■ **MATERIAL PROVIDED**
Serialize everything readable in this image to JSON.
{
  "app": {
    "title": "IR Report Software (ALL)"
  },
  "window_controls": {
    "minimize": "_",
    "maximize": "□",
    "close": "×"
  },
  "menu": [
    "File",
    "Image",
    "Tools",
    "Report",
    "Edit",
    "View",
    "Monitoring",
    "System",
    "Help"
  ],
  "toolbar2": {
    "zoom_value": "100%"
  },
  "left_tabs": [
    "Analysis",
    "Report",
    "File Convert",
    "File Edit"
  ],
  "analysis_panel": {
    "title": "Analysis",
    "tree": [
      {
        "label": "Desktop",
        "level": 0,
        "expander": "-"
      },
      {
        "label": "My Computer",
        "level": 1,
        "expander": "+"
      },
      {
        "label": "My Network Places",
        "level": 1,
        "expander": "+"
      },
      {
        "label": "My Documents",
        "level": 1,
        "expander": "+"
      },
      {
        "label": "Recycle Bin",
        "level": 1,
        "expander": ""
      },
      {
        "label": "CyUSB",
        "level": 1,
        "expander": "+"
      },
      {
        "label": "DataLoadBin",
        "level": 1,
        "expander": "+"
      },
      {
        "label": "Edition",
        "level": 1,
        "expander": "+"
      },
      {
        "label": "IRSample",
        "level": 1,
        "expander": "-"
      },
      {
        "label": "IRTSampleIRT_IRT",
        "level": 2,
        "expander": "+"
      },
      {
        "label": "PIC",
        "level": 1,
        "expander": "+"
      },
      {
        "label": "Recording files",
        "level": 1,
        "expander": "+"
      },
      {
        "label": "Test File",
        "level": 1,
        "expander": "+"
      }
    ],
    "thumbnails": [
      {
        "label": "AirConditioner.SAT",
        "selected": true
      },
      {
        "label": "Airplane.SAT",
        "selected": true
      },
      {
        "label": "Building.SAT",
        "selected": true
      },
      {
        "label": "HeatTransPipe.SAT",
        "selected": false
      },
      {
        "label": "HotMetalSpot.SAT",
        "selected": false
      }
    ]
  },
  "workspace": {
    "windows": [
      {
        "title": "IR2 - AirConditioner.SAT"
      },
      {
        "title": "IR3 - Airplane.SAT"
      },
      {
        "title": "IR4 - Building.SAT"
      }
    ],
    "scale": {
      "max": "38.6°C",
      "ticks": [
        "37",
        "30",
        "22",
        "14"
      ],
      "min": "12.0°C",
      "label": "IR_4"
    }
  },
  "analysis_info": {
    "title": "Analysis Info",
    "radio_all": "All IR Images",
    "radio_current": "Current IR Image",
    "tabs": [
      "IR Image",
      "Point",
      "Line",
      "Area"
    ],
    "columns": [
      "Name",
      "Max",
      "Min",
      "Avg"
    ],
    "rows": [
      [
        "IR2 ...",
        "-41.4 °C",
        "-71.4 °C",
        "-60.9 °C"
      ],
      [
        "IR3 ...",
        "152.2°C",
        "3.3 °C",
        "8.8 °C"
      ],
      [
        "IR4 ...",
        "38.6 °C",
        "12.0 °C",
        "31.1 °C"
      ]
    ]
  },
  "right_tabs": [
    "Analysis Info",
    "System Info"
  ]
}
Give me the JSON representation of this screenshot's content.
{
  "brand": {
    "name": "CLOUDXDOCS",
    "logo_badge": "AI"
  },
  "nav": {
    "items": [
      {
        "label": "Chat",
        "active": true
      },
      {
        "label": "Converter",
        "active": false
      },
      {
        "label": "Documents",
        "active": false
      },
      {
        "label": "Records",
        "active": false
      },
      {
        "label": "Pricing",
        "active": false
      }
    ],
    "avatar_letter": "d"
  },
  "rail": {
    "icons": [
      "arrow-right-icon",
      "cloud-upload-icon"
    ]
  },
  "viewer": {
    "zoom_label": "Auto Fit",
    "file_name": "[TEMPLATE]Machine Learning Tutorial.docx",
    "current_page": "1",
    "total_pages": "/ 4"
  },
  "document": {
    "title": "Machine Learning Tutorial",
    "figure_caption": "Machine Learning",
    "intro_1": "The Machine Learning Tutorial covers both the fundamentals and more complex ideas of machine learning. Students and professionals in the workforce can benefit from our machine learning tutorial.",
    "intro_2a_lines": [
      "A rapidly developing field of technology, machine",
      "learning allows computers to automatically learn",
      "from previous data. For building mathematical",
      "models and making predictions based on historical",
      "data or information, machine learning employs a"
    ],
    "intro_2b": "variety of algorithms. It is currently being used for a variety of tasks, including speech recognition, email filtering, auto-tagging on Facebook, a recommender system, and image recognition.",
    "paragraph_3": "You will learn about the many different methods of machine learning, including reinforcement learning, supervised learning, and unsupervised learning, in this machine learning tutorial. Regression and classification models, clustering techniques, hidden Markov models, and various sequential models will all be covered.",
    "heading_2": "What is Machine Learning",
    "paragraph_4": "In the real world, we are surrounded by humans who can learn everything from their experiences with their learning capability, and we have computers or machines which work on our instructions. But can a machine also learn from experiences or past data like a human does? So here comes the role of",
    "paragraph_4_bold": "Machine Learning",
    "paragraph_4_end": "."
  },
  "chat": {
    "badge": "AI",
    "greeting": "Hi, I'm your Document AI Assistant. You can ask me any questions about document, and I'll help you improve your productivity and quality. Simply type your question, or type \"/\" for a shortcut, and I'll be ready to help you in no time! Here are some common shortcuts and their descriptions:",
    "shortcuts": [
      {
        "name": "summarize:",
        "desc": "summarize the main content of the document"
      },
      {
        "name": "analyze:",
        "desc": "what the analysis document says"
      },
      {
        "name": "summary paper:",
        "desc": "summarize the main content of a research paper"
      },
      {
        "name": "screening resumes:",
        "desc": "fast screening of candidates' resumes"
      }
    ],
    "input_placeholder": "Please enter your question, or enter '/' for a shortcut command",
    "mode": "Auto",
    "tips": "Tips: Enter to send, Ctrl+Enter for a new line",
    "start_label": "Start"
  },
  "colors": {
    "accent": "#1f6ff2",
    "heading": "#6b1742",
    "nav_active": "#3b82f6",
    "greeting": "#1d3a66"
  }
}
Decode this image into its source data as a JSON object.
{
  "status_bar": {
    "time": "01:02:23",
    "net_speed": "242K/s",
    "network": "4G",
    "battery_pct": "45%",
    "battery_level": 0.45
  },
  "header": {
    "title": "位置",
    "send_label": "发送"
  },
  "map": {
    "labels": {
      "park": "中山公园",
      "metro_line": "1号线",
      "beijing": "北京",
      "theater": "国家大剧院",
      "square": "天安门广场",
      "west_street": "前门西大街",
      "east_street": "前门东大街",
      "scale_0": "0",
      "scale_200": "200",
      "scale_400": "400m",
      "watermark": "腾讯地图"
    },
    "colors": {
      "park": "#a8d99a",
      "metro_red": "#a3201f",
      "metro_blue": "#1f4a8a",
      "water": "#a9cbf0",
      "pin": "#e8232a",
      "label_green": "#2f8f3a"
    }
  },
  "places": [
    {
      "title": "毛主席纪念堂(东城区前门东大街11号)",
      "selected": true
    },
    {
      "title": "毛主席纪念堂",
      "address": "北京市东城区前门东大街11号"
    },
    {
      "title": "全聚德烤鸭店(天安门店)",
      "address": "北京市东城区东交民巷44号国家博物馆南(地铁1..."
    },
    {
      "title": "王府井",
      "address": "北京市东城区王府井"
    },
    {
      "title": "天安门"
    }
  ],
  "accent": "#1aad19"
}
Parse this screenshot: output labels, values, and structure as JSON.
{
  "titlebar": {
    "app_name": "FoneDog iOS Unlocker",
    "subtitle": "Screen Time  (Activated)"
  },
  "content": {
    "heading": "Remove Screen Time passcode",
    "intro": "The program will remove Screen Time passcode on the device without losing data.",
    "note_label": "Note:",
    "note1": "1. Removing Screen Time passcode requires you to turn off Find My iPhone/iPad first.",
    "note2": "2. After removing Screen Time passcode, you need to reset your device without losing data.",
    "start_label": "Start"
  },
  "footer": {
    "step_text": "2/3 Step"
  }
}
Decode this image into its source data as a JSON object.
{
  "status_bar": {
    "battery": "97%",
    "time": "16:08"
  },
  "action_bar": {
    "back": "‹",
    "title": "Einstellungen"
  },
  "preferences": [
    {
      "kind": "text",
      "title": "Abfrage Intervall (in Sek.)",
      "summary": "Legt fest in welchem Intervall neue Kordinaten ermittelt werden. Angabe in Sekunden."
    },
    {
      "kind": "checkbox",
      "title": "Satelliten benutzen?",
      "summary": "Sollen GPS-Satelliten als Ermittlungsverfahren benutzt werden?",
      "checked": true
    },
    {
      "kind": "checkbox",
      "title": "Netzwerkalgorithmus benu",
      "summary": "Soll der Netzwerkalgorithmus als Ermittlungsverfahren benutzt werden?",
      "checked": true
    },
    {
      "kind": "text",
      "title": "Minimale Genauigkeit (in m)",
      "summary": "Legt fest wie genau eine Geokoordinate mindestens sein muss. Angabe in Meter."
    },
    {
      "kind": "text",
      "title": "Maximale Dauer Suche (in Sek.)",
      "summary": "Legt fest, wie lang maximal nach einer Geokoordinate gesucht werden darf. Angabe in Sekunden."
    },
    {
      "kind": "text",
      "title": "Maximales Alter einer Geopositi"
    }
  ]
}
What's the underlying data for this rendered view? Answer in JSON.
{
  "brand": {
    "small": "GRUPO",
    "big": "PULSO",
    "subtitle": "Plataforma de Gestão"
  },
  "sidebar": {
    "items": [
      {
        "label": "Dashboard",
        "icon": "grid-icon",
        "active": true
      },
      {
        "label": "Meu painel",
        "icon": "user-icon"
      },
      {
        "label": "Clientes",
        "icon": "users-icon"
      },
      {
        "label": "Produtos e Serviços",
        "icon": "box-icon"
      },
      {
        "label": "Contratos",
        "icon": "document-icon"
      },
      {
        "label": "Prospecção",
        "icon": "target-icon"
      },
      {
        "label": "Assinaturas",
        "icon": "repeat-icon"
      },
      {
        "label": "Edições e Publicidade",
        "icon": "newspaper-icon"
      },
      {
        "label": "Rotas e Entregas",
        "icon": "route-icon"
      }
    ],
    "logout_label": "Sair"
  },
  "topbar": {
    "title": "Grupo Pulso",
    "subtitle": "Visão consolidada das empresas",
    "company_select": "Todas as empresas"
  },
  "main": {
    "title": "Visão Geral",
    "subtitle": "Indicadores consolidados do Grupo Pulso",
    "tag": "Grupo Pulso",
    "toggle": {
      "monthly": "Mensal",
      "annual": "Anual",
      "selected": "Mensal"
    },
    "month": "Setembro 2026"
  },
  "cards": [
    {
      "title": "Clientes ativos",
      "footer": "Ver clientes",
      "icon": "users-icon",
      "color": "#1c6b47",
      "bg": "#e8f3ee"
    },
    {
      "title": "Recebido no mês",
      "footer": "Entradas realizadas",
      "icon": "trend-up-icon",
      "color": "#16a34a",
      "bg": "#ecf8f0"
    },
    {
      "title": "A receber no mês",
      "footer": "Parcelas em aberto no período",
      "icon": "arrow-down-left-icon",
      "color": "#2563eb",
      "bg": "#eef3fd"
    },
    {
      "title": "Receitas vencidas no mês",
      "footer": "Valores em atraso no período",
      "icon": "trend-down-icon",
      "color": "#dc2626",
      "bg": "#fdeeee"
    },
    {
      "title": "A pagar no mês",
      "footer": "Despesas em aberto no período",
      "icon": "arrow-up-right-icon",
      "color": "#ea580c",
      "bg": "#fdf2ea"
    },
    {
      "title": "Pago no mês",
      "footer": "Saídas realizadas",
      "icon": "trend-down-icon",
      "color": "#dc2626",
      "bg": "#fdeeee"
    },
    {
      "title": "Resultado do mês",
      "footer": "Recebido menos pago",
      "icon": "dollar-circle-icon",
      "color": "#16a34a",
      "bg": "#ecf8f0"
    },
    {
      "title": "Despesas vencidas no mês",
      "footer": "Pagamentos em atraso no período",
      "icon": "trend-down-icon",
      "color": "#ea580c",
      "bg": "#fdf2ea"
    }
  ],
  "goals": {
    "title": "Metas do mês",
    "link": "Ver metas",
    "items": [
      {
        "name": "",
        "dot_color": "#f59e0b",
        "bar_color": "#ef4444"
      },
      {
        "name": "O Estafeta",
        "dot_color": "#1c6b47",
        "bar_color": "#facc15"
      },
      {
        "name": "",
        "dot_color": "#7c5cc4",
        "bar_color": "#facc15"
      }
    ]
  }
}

■ **PROBLEM DESCRIPTION**
Show every line from the listing above in which the string "this" appears.

■ **EXPECTED OUTPUT**
Serialize everything readable in this image to JSON.
Give me the JSON representation of this screenshot's content.
    "paragraph_3": "You will learn about the many different methods of machine learning, including reinforcement learning, supervised learning, and unsupervised learning, in this machine learning tutorial. Regression and classification models, clustering techniques, hidden Markov models, and various sequential models will all be covered.",
Decode this image into its source data as a JSON object.
Parse this screenshot: output labels, values, and structure as JSON.
Decode this image into its source data as a JSON object.
What's the underlying data for this rendered view? Answer in JSON.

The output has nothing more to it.